What is being asked: Quote the records below in full, exactly as given, with the images taken out.

=-=-=

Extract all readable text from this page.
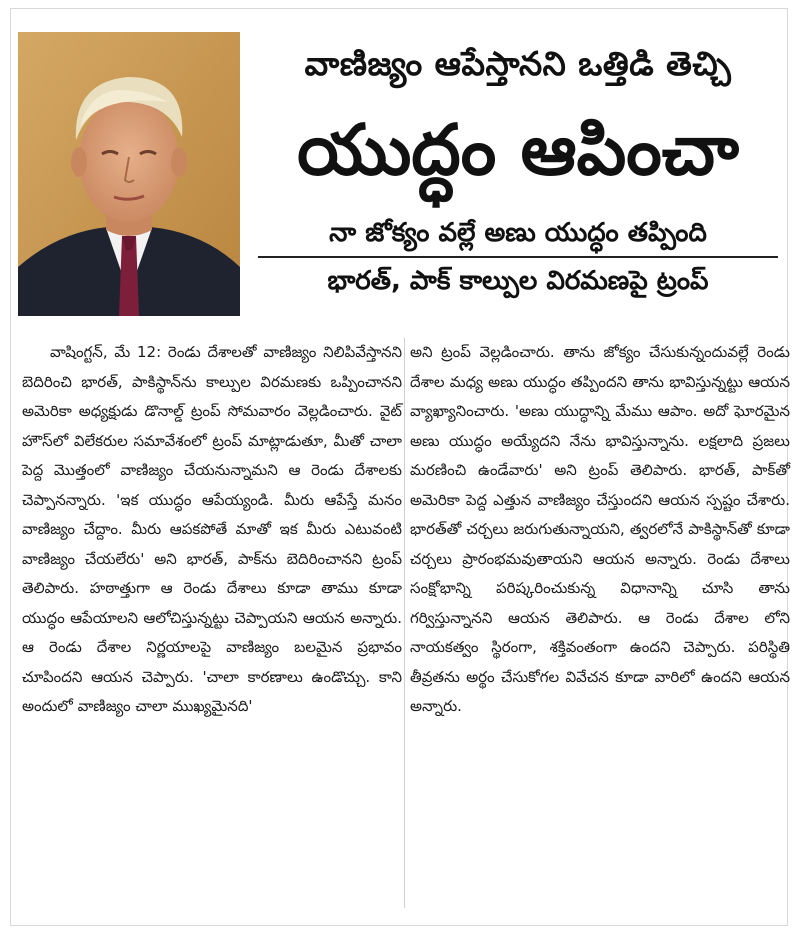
వాణిజ్యం ఆపేస్తానని ఒత్తిడి తెచ్చి
యుద్ధం ఆపించా
నా జోక్యం వల్లే అణు యుద్ధం తప్పింది
భారత్, పాక్ కాల్పుల విరమణపై ట్రంప్
వాషింగ్టన్, మే 12: రెండు దేశాలతో వాణిజ్యం నిలిపివేస్తానని బెదిరించి భారత్, పాకిస్థాన్‌ను కాల్పుల విరమణకు ఒప్పించానని అమెరికా అధ్యక్షుడు డొనాల్డ్ ట్రంప్ సోమవారం వెల్లడించారు. వైట్ హౌస్‌లో విలేకరుల సమావేశంలో ట్రంప్ మాట్లాడుతూ, మీతో చాలా పెద్ద మొత్తంలో వాణిజ్యం చేయనున్నామని ఆ రెండు దేశాలకు చెప్పానన్నారు. 'ఇక యుద్ధం ఆపేయ్యండి. మీరు ఆపేస్తే మనం వాణిజ్యం చేద్దాం. మీరు ఆపకపోతే మాతో ఇక మీరు ఎటువంటి వాణిజ్యం చేయలేరు' అని భారత్, పాక్‌ను బెదిరించానని ట్రంప్ తెలిపారు. హఠాత్తుగా ఆ రెండు దేశాలు కూడా తాము కూడా యుద్ధం ఆపేయాలని ఆలోచిస్తున్నట్టు చెప్పాయని ఆయన అన్నారు. ఆ రెండు దేశాల నిర్ణయాలపై వాణిజ్యం బలమైన ప్రభావం చూపిందని ఆయన చెప్పారు. 'చాలా కారణాలు ఉండొచ్చు. కాని అందులో వాణిజ్యం చాలా ముఖ్యమైనది'
అని ట్రంప్ వెల్లడించారు. తాను జోక్యం చేసుకున్నందువల్లే రెండు దేశాల మధ్య అణు యుద్ధం తప్పిందని తాను భావిస్తున్నట్టు ఆయన వ్యాఖ్యానించారు. 'అణు యుద్ధాన్ని మేము ఆపాం. అదో ఘోరమైన అణు యుద్ధం అయ్యేదని నేను భావిస్తున్నాను. లక్షలాది ప్రజలు మరణించి ఉండేవారు' అని ట్రంప్ తెలిపారు. భారత్, పాక్‌తో అమెరికా పెద్ద ఎత్తున వాణిజ్యం చేస్తుందని ఆయన స్పష్టం చేశారు. భారత్‌తో చర్చలు జరుగుతున్నాయని, త్వరలోనే పాకిస్థాన్‌తో కూడా చర్చలు ప్రారంభమవుతాయని ఆయన అన్నారు. రెండు దేశాలు సంక్షోభాన్ని పరిష్కరించుకున్న విధానాన్ని చూసి తాను గర్విస్తున్నానని ఆయన తెలిపారు. ఆ రెండు దేశాల లోని నాయకత్వం స్థిరంగా, శక్తివంతంగా ఉందని చెప్పారు. పరిస్థితి తీవ్రతను అర్థం చేసుకోగల వివేచన కూడా వారిలో ఉందని ఆయన అన్నారు.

=-=-=

Complete output:
Extract all readable text from this page.
వాణిజ్యం ఆపేస్తానని ఒత్తిడి తెచ్చి
యుద్ధం ఆపించా
నా జోక్యం వల్లే అణు యుద్ధం తప్పింది
భారత్, పాక్ కాల్పుల విరమణపై ట్రంప్
వాషింగ్టన్, మే 12: రెండు దేశాలతో వాణిజ్యం నిలిపివేస్తానని బెదిరించి భారత్, పాకిస్థాన్‌ను కాల్పుల విరమణకు ఒప్పించానని అమెరికా అధ్యక్షుడు డొనాల్డ్ ట్రంప్ సోమవారం వెల్లడించారు. వైట్ హౌస్‌లో విలేకరుల సమావేశంలో ట్రంప్ మాట్లాడుతూ, మీతో చాలా పెద్ద మొత్తంలో వాణిజ్యం చేయనున్నామని ఆ రెండు దేశాలకు చెప్పానన్నారు. 'ఇక యుద్ధం ఆపేయ్యండి. మీరు ఆపేస్తే మనం వాణిజ్యం చేద్దాం. మీరు ఆపకపోతే మాతో ఇక మీరు ఎటువంటి వాణిజ్యం చేయలేరు' అని భారత్, పాక్‌ను బెదిరించానని ట్రంప్ తెలిపారు. హఠాత్తుగా ఆ రెండు దేశాలు కూడా తాము కూడా యుద్ధం ఆపేయాలని ఆలోచిస్తున్నట్టు చెప్పాయని ఆయన అన్నారు. ఆ రెండు దేశాల నిర్ణయాలపై వాణిజ్యం బలమైన ప్రభావం చూపిందని ఆయన చెప్పారు. 'చాలా కారణాలు ఉండొచ్చు. కాని అందులో వాణిజ్యం చాలా ముఖ్యమైనది'
అని ట్రంప్ వెల్లడించారు. తాను జోక్యం చేసుకున్నందువల్లే రెండు దేశాల మధ్య అణు యుద్ధం తప్పిందని తాను భావిస్తున్నట్టు ఆయన వ్యాఖ్యానించారు. 'అణు యుద్ధాన్ని మేము ఆపాం. అదో ఘోరమైన అణు యుద్ధం అయ్యేదని నేను భావిస్తున్నాను. లక్షలాది ప్రజలు మరణించి ఉండేవారు' అని ట్రంప్ తెలిపారు. భారత్, పాక్‌తో అమెరికా పెద్ద ఎత్తున వాణిజ్యం చేస్తుందని ఆయన స్పష్టం చేశారు. భారత్‌తో చర్చలు జరుగుతున్నాయని, త్వరలోనే పాకిస్థాన్‌తో కూడా చర్చలు ప్రారంభమవుతాయని ఆయన అన్నారు. రెండు దేశాలు సంక్షోభాన్ని పరిష్కరించుకున్న విధానాన్ని చూసి తాను గర్విస్తున్నానని ఆయన తెలిపారు. ఆ రెండు దేశాల లోని నాయకత్వం స్థిరంగా, శక్తివంతంగా ఉందని చెప్పారు. పరిస్థితి తీవ్రతను అర్థం చేసుకోగల వివేచన కూడా వారిలో ఉందని ఆయన అన్నారు.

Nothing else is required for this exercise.